**What this task involves**
Find how many lines hold the word "screenshot". Give only the number.

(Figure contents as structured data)
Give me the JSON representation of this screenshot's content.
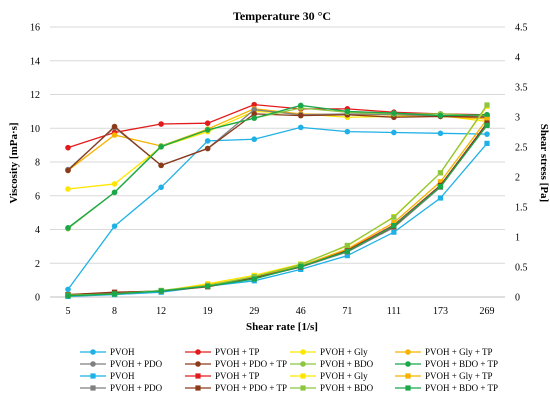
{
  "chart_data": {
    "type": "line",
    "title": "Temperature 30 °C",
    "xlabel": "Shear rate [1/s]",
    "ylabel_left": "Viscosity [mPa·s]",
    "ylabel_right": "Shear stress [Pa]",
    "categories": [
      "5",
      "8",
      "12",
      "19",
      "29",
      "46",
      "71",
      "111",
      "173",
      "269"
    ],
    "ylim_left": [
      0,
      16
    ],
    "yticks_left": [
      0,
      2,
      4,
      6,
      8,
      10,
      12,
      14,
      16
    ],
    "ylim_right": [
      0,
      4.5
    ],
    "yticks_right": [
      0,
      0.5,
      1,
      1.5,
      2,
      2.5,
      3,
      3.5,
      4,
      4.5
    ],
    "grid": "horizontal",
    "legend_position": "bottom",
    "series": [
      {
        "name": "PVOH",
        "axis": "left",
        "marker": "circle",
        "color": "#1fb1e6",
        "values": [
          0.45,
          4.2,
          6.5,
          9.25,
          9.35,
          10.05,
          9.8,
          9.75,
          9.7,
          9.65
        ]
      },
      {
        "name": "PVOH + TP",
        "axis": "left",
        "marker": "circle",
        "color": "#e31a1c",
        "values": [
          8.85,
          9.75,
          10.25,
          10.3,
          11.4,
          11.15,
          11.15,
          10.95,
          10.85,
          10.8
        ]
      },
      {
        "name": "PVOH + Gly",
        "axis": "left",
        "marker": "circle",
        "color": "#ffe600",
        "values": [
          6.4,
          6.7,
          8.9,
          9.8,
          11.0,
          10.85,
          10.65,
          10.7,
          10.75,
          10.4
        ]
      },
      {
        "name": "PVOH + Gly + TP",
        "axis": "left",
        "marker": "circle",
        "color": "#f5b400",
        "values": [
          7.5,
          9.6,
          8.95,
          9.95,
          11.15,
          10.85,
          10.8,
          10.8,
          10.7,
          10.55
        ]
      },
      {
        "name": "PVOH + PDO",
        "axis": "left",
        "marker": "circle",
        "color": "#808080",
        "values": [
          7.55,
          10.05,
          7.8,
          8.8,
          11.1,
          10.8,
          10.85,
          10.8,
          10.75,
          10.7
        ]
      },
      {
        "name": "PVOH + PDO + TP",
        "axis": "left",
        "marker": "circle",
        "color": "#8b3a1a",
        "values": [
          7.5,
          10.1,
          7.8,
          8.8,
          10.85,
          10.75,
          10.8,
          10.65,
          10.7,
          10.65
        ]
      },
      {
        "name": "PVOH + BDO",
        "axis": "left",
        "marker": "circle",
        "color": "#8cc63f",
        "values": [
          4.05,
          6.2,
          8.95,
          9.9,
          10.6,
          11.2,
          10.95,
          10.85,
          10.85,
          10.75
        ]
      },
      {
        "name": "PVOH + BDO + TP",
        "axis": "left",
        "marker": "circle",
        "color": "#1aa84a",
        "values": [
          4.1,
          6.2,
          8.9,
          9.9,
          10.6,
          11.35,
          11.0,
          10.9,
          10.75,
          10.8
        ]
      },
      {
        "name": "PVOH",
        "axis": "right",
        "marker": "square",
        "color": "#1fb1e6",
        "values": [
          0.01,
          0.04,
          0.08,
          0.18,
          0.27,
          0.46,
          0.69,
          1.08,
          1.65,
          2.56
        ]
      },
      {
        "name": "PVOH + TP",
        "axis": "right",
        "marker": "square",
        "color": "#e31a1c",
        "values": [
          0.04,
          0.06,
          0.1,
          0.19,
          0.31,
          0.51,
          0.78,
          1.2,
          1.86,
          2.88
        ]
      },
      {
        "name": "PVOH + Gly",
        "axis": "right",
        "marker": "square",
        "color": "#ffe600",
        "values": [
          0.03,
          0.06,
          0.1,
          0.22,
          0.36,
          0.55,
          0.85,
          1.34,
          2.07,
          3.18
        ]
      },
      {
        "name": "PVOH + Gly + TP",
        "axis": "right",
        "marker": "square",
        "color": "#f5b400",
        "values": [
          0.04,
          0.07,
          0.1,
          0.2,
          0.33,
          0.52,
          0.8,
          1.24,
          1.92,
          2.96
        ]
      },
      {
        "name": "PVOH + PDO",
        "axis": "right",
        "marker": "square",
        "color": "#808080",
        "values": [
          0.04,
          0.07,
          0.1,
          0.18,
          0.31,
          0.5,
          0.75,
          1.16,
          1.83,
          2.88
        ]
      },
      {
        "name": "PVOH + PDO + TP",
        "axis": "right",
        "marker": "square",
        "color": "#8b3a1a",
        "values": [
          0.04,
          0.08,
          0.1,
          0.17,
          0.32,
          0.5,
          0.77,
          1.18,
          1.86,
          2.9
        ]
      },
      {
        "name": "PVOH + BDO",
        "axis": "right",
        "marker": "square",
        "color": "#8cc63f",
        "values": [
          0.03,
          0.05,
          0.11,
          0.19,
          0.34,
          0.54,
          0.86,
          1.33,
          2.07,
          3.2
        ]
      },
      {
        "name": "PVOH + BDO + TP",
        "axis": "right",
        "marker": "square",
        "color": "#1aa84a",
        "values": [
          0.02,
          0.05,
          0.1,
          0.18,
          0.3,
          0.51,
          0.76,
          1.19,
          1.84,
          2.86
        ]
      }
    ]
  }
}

--

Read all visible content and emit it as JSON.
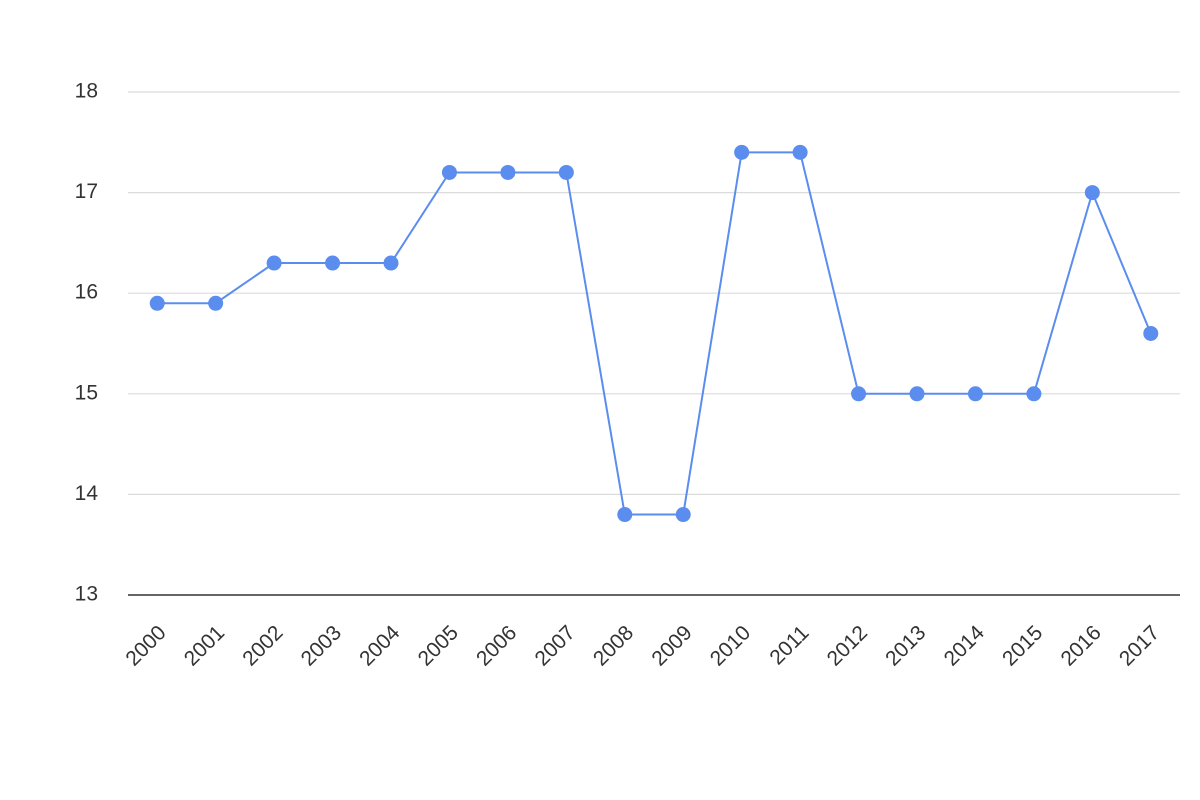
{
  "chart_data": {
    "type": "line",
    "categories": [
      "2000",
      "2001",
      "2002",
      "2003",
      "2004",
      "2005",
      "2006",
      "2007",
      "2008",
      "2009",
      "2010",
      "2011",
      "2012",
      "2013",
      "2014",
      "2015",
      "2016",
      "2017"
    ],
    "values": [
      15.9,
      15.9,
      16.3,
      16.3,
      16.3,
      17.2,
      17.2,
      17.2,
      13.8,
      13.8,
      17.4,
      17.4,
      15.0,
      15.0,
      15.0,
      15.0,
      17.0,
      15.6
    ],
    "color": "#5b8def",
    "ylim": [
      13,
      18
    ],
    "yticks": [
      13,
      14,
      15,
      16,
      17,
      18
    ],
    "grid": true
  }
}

...

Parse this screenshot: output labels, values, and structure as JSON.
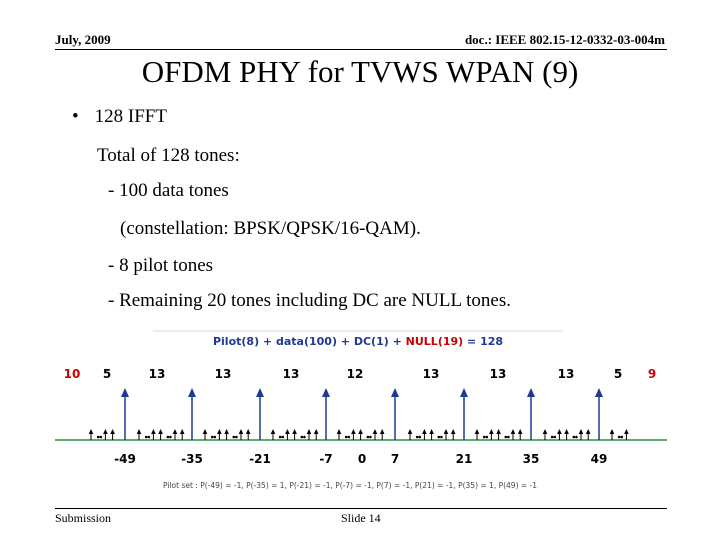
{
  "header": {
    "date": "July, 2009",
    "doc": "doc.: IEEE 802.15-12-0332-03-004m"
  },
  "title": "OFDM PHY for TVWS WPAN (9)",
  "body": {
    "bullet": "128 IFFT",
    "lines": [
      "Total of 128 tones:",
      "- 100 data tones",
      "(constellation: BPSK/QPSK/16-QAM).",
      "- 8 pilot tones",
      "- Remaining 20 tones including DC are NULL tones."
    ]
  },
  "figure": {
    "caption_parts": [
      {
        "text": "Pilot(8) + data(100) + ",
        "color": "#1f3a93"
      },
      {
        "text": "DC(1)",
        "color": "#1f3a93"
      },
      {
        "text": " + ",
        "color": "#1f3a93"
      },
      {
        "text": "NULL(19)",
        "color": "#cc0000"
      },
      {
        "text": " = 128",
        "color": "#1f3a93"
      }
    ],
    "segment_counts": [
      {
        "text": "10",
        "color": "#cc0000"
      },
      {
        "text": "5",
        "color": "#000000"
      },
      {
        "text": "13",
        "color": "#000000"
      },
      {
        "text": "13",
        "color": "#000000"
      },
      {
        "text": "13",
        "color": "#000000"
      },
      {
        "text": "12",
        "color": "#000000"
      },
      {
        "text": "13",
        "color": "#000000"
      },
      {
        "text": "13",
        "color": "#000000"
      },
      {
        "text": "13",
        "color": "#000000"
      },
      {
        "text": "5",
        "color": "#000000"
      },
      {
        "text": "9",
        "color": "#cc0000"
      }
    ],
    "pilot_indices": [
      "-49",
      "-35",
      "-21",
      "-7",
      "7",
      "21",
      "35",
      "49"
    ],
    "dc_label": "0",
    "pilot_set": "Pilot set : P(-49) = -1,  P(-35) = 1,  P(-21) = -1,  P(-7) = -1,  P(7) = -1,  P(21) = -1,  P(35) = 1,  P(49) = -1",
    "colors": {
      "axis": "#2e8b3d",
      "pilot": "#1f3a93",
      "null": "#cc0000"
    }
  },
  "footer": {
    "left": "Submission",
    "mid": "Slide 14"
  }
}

**Exercise output**
2